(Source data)
===

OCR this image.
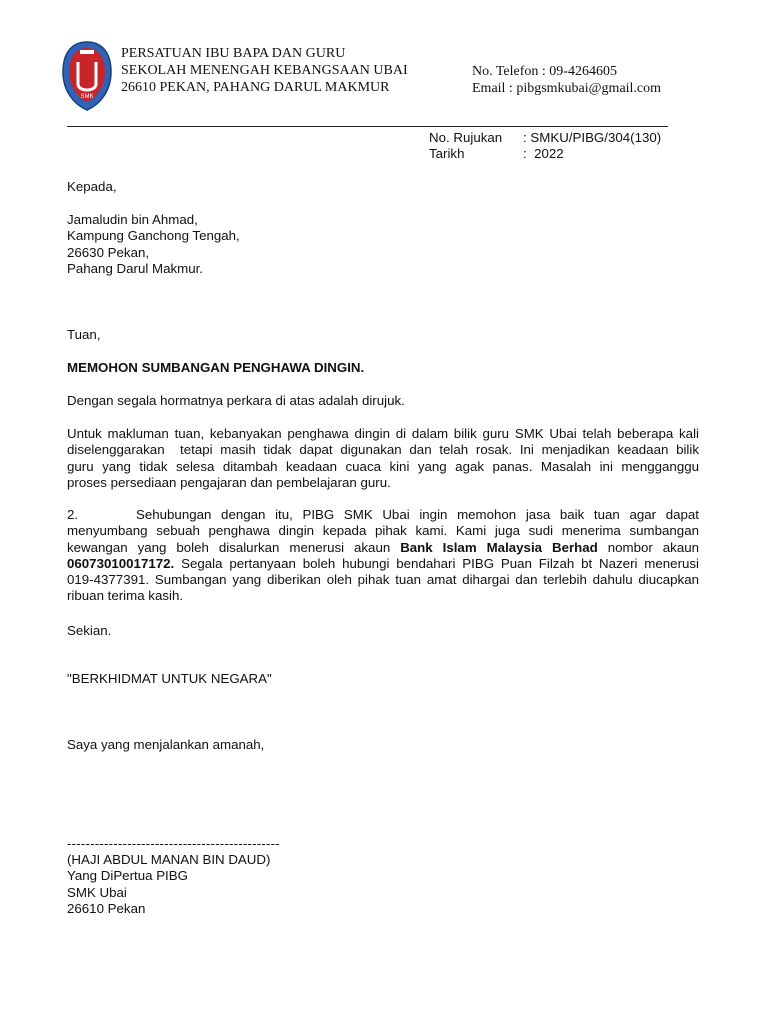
SMK
PERSATUAN IBU BAPA DAN GURU
SEKOLAH MENENGAH KEBANGSAAN UBAI
26610 PEKAN, PAHANG DARUL MAKMUR
No. Telefon : 09-4264605
Email : pibgsmkubai@gmail.com
No. Rujukan	: SMKU/PIBG/304(130)
Tarikh	:  2022
Kepada,
Jamaludin bin Ahmad,
Kampung Ganchong Tengah,
26630 Pekan,
Pahang Darul Makmur.
Tuan,
MEMOHON SUMBANGAN PENGHAWA DINGIN.
Dengan segala hormatnya perkara di atas adalah dirujuk.
Untuk makluman tuan, kebanyakan penghawa dingin di dalam bilik guru SMK Ubai telah beberapa kali
diselenggarakan  tetapi masih tidak dapat digunakan dan telah rosak. Ini menjadikan keadaan bilik
guru yang tidak selesa ditambah keadaan cuaca kini yang agak panas. Masalah ini mengganggu
proses persediaan pengajaran dan pembelajaran guru.
2.      Sehubungan dengan itu, PIBG SMK Ubai ingin memohon jasa baik tuan agar dapat
menyumbang sebuah penghawa dingin kepada pihak kami. Kami juga sudi menerima sumbangan
kewangan yang boleh disalurkan menerusi akaun Bank Islam Malaysia Berhad nombor akaun
06073010017172. Segala pertanyaan boleh hubungi bendahari PIBG Puan Filzah bt Nazeri menerusi
019-4377391. Sumbangan yang diberikan oleh pihak tuan amat dihargai dan terlebih dahulu diucapkan
ribuan terima kasih.
Sekian.
"BERKHIDMAT UNTUK NEGARA"
Saya yang menjalankan amanah,
----------------------------------------------
(HAJI ABDUL MANAN BIN DAUD)
Yang DiPertua PIBG
SMK Ubai
26610 Pekan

===

_Requirement_.
Leave out the pictures and copy everything else in the records word for word.

_Exercise solution_.
OCR this image.
SMK
PERSATUAN IBU BAPA DAN GURU
SEKOLAH MENENGAH KEBANGSAAN UBAI
26610 PEKAN, PAHANG DARUL MAKMUR
No. Telefon : 09-4264605
Email : pibgsmkubai@gmail.com
No. Rujukan	: SMKU/PIBG/304(130)
Tarikh	:  2022
Kepada,
Jamaludin bin Ahmad,
Kampung Ganchong Tengah,
26630 Pekan,
Pahang Darul Makmur.
Tuan,
MEMOHON SUMBANGAN PENGHAWA DINGIN.
Dengan segala hormatnya perkara di atas adalah dirujuk.
Untuk makluman tuan, kebanyakan penghawa dingin di dalam bilik guru SMK Ubai telah beberapa kali
diselenggarakan  tetapi masih tidak dapat digunakan dan telah rosak. Ini menjadikan keadaan bilik
guru yang tidak selesa ditambah keadaan cuaca kini yang agak panas. Masalah ini mengganggu
proses persediaan pengajaran dan pembelajaran guru.
2.      Sehubungan dengan itu, PIBG SMK Ubai ingin memohon jasa baik tuan agar dapat
menyumbang sebuah penghawa dingin kepada pihak kami. Kami juga sudi menerima sumbangan
kewangan yang boleh disalurkan menerusi akaun Bank Islam Malaysia Berhad nombor akaun
06073010017172. Segala pertanyaan boleh hubungi bendahari PIBG Puan Filzah bt Nazeri menerusi
019-4377391. Sumbangan yang diberikan oleh pihak tuan amat dihargai dan terlebih dahulu diucapkan
ribuan terima kasih.
Sekian.
"BERKHIDMAT UNTUK NEGARA"
Saya yang menjalankan amanah,
----------------------------------------------
(HAJI ABDUL MANAN BIN DAUD)
Yang DiPertua PIBG
SMK Ubai
26610 Pekan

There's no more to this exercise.